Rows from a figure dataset

□ □ □ □ □ □ □

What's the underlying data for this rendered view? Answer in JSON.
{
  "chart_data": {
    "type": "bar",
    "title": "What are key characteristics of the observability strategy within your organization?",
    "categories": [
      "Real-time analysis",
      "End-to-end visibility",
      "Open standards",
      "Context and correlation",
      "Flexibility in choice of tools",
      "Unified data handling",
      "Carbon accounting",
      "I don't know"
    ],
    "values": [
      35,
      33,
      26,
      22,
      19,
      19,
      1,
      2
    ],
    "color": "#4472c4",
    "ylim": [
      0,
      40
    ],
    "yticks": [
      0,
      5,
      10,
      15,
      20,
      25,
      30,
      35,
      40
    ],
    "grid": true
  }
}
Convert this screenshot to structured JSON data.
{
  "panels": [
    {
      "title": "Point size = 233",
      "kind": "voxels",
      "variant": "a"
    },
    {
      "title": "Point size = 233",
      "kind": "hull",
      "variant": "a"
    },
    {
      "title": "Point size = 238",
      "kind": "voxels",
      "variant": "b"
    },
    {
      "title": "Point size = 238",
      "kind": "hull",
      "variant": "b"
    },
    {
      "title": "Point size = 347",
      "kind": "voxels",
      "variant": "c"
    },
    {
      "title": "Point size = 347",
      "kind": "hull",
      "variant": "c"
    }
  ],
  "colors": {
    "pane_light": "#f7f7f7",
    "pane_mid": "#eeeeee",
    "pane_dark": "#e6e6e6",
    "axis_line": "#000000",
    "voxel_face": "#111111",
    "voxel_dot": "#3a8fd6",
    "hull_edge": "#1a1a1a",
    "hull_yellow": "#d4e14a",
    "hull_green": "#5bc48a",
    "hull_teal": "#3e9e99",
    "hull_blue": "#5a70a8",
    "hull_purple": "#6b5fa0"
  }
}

□ □ □ □ □ □ □

Given task:
Your task is to retype all of the records exactly.

Full output:
What's the underlying data for this rendered view? Answer in JSON.
{
  "chart_data": {
    "type": "bar",
    "title": "What are key characteristics of the observability strategy within your organization?",
    "categories": [
      "Real-time analysis",
      "End-to-end visibility",
      "Open standards",
      "Context and correlation",
      "Flexibility in choice of tools",
      "Unified data handling",
      "Carbon accounting",
      "I don't know"
    ],
    "values": [
      35,
      33,
      26,
      22,
      19,
      19,
      1,
      2
    ],
    "color": "#4472c4",
    "ylim": [
      0,
      40
    ],
    "yticks": [
      0,
      5,
      10,
      15,
      20,
      25,
      30,
      35,
      40
    ],
    "grid": true
  }
}
Convert this screenshot to structured JSON data.
{
  "panels": [
    {
      "title": "Point size = 233",
      "kind": "voxels",
      "variant": "a"
    },
    {
      "title": "Point size = 233",
      "kind": "hull",
      "variant": "a"
    },
    {
      "title": "Point size = 238",
      "kind": "voxels",
      "variant": "b"
    },
    {
      "title": "Point size = 238",
      "kind": "hull",
      "variant": "b"
    },
    {
      "title": "Point size = 347",
      "kind": "voxels",
      "variant": "c"
    },
    {
      "title": "Point size = 347",
      "kind": "hull",
      "variant": "c"
    }
  ],
  "colors": {
    "pane_light": "#f7f7f7",
    "pane_mid": "#eeeeee",
    "pane_dark": "#e6e6e6",
    "axis_line": "#000000",
    "voxel_face": "#111111",
    "voxel_dot": "#3a8fd6",
    "hull_edge": "#1a1a1a",
    "hull_yellow": "#d4e14a",
    "hull_green": "#5bc48a",
    "hull_teal": "#3e9e99",
    "hull_blue": "#5a70a8",
    "hull_purple": "#6b5fa0"
  }
}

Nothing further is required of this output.